Problem requirements:
Write the material out again in full, exactly.

Entries:
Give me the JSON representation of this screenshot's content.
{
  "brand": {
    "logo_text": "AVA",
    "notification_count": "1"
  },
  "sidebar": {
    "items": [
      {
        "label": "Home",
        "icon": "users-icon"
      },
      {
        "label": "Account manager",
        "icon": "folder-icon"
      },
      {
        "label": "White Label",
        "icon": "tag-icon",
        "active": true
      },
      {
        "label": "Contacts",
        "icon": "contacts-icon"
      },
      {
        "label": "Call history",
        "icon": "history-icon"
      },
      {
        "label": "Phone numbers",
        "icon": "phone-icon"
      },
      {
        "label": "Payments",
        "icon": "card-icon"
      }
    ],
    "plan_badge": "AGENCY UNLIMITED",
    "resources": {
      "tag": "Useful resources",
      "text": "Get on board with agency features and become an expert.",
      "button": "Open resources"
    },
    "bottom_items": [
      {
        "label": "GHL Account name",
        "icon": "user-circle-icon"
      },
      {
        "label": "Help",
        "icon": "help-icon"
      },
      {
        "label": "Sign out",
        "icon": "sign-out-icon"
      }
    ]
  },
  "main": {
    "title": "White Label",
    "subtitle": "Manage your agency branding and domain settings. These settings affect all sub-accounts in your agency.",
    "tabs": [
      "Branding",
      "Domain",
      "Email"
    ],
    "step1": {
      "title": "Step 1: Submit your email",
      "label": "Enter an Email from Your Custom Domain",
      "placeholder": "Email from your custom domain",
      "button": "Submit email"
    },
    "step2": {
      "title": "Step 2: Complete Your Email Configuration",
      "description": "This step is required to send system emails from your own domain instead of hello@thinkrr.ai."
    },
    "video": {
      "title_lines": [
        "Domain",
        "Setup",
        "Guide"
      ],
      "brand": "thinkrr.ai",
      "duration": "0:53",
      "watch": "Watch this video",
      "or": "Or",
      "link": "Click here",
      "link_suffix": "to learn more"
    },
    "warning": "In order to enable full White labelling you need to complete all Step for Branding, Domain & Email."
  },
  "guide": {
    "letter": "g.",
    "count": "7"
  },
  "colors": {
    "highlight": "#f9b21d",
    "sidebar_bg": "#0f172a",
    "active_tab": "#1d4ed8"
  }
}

Response:
Give me the JSON representation of this screenshot's content.
{
  "brand": {
    "logo_text": "AVA",
    "notification_count": "1"
  },
  "sidebar": {
    "items": [
      {
        "label": "Home",
        "icon": "users-icon"
      },
      {
        "label": "Account manager",
        "icon": "folder-icon"
      },
      {
        "label": "White Label",
        "icon": "tag-icon",
        "active": true
      },
      {
        "label": "Contacts",
        "icon": "contacts-icon"
      },
      {
        "label": "Call history",
        "icon": "history-icon"
      },
      {
        "label": "Phone numbers",
        "icon": "phone-icon"
      },
      {
        "label": "Payments",
        "icon": "card-icon"
      }
    ],
    "plan_badge": "AGENCY UNLIMITED",
    "resources": {
      "tag": "Useful resources",
      "text": "Get on board with agency features and become an expert.",
      "button": "Open resources"
    },
    "bottom_items": [
      {
        "label": "GHL Account name",
        "icon": "user-circle-icon"
      },
      {
        "label": "Help",
        "icon": "help-icon"
      },
      {
        "label": "Sign out",
        "icon": "sign-out-icon"
      }
    ]
  },
  "main": {
    "title": "White Label",
    "subtitle": "Manage your agency branding and domain settings. These settings affect all sub-accounts in your agency.",
    "tabs": [
      "Branding",
      "Domain",
      "Email"
    ],
    "step1": {
      "title": "Step 1: Submit your email",
      "label": "Enter an Email from Your Custom Domain",
      "placeholder": "Email from your custom domain",
      "button": "Submit email"
    },
    "step2": {
      "title": "Step 2: Complete Your Email Configuration",
      "description": "This step is required to send system emails from your own domain instead of hello@thinkrr.ai."
    },
    "video": {
      "title_lines": [
        "Domain",
        "Setup",
        "Guide"
      ],
      "brand": "thinkrr.ai",
      "duration": "0:53",
      "watch": "Watch this video",
      "or": "Or",
      "link": "Click here",
      "link_suffix": "to learn more"
    },
    "warning": "In order to enable full White labelling you need to complete all Step for Branding, Domain & Email."
  },
  "guide": {
    "letter": "g.",
    "count": "7"
  },
  "colors": {
    "highlight": "#f9b21d",
    "sidebar_bg": "#0f172a",
    "active_tab": "#1d4ed8"
  }
}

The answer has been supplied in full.